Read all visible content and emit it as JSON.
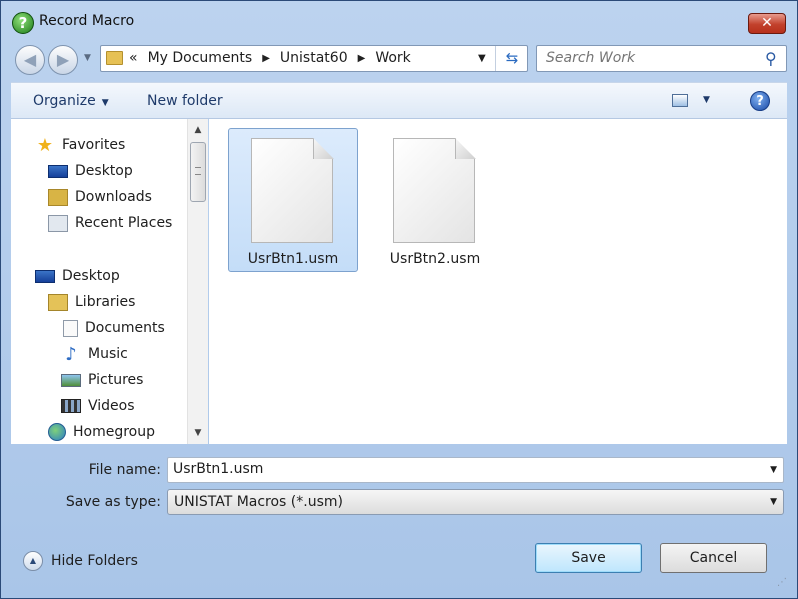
{
  "window": {
    "title": "Record Macro"
  },
  "address": {
    "overflow": "«",
    "crumbs": [
      "My Documents",
      "Unistat60",
      "Work"
    ]
  },
  "search": {
    "placeholder": "Search Work"
  },
  "toolbar": {
    "organize": "Organize",
    "new_folder": "New folder"
  },
  "nav": {
    "favorites": "Favorites",
    "desktop_fav": "Desktop",
    "downloads": "Downloads",
    "recent_places": "Recent Places",
    "desktop": "Desktop",
    "libraries": "Libraries",
    "documents": "Documents",
    "music": "Music",
    "pictures": "Pictures",
    "videos": "Videos",
    "homegroup": "Homegroup"
  },
  "files": [
    {
      "name": "UsrBtn1.usm",
      "selected": true
    },
    {
      "name": "UsrBtn2.usm",
      "selected": false
    }
  ],
  "form": {
    "file_name_label": "File name:",
    "file_name_value": "UsrBtn1.usm",
    "save_type_label": "Save as type:",
    "save_type_value": "UNISTAT Macros (*.usm)"
  },
  "footer": {
    "hide_folders": "Hide Folders",
    "save": "Save",
    "cancel": "Cancel"
  }
}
——————————
▶ [Instructions for the task]:
Each entry shown above must be quoted exactly, with its pictures left out.

▶ [Solution to this exercise]:
Read all visible content and emit it as JSON.
{
  "window": {
    "title": "Record Macro"
  },
  "address": {
    "overflow": "«",
    "crumbs": [
      "My Documents",
      "Unistat60",
      "Work"
    ]
  },
  "search": {
    "placeholder": "Search Work"
  },
  "toolbar": {
    "organize": "Organize",
    "new_folder": "New folder"
  },
  "nav": {
    "favorites": "Favorites",
    "desktop_fav": "Desktop",
    "downloads": "Downloads",
    "recent_places": "Recent Places",
    "desktop": "Desktop",
    "libraries": "Libraries",
    "documents": "Documents",
    "music": "Music",
    "pictures": "Pictures",
    "videos": "Videos",
    "homegroup": "Homegroup"
  },
  "files": [
    {
      "name": "UsrBtn1.usm",
      "selected": true
    },
    {
      "name": "UsrBtn2.usm",
      "selected": false
    }
  ],
  "form": {
    "file_name_label": "File name:",
    "file_name_value": "UsrBtn1.usm",
    "save_type_label": "Save as type:",
    "save_type_value": "UNISTAT Macros (*.usm)"
  },
  "footer": {
    "hide_folders": "Hide Folders",
    "save": "Save",
    "cancel": "Cancel"
  }
}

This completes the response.